*Your goal*
Give only the number of lines that hold the word "What".

*Records for the exercise*
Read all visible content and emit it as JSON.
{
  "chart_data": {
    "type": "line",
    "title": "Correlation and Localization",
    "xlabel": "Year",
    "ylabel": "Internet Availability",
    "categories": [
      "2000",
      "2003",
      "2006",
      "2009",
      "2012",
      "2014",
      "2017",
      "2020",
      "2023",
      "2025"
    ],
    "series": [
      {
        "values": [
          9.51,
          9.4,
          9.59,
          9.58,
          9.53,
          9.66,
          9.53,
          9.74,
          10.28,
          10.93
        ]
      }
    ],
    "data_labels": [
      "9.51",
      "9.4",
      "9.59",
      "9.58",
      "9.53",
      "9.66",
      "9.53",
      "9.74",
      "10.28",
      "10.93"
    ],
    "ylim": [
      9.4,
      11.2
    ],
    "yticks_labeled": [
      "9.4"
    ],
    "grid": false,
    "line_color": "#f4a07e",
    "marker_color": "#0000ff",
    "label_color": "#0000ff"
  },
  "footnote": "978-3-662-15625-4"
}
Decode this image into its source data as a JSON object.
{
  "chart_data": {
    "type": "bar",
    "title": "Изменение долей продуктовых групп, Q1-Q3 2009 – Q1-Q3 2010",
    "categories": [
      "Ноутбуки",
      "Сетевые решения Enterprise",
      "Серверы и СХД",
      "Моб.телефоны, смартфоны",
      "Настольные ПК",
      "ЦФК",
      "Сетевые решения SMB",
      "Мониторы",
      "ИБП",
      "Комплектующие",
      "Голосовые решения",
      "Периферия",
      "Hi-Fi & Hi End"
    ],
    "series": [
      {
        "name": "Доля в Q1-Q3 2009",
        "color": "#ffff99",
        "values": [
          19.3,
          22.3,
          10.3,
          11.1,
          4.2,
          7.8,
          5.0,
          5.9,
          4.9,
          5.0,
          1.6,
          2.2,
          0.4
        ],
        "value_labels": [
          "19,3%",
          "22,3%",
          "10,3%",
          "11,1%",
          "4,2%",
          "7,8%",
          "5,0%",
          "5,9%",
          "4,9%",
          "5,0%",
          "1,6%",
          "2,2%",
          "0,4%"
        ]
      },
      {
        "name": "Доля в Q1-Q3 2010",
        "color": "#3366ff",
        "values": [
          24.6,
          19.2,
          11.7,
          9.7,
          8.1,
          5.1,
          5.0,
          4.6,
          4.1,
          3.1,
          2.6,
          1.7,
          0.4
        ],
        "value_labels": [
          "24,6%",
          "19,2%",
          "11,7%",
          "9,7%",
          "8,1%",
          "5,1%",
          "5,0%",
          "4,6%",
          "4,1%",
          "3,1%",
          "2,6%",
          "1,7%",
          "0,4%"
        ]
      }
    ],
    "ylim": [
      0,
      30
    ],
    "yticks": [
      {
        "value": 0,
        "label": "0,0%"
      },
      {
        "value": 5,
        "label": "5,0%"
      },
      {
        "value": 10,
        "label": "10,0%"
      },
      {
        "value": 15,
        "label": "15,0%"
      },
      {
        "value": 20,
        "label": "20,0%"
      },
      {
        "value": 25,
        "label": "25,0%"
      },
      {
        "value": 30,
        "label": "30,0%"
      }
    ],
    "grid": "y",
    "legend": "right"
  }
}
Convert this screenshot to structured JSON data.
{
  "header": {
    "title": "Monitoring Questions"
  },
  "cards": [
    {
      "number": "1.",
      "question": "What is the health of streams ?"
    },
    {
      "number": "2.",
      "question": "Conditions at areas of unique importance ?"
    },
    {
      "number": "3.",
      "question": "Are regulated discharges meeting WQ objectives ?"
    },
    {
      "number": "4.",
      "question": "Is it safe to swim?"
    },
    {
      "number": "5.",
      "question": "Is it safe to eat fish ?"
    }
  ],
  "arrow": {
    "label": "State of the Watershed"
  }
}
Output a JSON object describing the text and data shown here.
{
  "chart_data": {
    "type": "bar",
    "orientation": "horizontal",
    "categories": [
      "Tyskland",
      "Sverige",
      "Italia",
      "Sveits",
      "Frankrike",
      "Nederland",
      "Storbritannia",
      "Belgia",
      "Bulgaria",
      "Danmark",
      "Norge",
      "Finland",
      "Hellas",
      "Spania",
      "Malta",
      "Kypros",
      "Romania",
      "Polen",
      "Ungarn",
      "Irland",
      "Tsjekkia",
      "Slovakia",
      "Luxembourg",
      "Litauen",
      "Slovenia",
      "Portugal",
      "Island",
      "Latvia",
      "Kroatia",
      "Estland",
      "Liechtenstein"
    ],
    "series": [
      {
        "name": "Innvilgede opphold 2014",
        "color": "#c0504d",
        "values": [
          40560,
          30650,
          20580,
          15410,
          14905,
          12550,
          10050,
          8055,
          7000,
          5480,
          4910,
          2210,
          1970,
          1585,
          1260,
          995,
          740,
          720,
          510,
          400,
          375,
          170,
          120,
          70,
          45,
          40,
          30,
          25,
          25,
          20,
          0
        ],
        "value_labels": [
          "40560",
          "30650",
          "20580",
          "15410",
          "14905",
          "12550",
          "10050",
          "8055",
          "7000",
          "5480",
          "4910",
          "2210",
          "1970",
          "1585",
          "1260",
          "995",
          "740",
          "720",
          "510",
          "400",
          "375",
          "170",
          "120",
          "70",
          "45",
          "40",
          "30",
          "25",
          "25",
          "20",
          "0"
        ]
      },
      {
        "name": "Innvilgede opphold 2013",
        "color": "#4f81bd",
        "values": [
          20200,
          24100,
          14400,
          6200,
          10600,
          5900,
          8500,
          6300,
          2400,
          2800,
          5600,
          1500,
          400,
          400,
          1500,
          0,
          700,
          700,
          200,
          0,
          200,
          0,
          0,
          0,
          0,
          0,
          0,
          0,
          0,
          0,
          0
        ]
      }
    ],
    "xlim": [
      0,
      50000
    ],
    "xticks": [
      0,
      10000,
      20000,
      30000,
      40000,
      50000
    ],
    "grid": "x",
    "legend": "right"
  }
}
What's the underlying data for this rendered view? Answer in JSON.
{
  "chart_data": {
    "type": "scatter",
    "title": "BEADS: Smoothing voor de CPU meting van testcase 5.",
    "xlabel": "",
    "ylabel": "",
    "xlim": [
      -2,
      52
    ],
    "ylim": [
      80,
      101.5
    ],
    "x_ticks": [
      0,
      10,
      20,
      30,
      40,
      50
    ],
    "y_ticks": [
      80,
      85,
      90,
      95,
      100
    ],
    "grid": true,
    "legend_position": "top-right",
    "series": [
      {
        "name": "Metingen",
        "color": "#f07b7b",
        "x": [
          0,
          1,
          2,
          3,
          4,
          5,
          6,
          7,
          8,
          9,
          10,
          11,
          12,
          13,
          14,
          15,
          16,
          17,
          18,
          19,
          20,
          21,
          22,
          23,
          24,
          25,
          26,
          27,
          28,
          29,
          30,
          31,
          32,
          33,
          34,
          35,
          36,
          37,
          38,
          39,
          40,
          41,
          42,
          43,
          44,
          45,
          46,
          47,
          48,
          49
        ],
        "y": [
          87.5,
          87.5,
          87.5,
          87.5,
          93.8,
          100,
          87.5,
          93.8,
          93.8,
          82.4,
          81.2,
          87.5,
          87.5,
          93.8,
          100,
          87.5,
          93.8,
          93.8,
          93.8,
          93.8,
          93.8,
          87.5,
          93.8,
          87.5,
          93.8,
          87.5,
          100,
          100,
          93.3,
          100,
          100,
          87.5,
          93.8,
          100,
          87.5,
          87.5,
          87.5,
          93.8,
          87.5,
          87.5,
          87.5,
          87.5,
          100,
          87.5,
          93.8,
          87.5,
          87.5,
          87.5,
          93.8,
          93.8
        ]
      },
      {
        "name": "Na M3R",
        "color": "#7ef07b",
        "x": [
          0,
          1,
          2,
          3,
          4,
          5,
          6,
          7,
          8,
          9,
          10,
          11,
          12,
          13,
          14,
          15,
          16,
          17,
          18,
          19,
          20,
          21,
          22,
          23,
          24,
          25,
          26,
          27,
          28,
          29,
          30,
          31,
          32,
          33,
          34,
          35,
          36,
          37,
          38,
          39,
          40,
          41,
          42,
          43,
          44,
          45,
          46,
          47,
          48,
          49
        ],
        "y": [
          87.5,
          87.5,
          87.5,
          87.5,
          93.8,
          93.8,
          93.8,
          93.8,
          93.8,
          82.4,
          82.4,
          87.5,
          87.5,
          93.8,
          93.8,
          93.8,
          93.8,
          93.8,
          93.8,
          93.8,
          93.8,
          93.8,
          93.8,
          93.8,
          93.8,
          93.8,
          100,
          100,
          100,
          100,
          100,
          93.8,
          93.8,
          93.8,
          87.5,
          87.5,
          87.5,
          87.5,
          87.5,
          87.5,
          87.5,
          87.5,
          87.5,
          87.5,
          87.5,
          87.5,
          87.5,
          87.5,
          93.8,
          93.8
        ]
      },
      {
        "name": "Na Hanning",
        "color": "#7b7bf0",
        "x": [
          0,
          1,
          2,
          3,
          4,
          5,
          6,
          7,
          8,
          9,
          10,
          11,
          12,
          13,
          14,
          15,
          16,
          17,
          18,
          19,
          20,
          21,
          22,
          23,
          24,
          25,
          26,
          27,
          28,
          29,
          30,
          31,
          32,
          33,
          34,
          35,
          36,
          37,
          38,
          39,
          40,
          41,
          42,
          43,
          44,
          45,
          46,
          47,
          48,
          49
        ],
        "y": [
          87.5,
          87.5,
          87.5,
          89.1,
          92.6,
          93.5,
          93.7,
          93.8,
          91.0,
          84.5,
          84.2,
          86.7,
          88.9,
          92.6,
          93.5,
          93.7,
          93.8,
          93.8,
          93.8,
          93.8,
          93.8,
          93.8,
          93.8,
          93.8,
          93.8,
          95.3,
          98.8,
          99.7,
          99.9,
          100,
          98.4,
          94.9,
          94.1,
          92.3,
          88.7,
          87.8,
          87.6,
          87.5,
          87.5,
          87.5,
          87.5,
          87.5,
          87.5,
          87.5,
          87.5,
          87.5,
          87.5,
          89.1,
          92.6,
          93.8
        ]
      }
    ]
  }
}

*Written reply*
2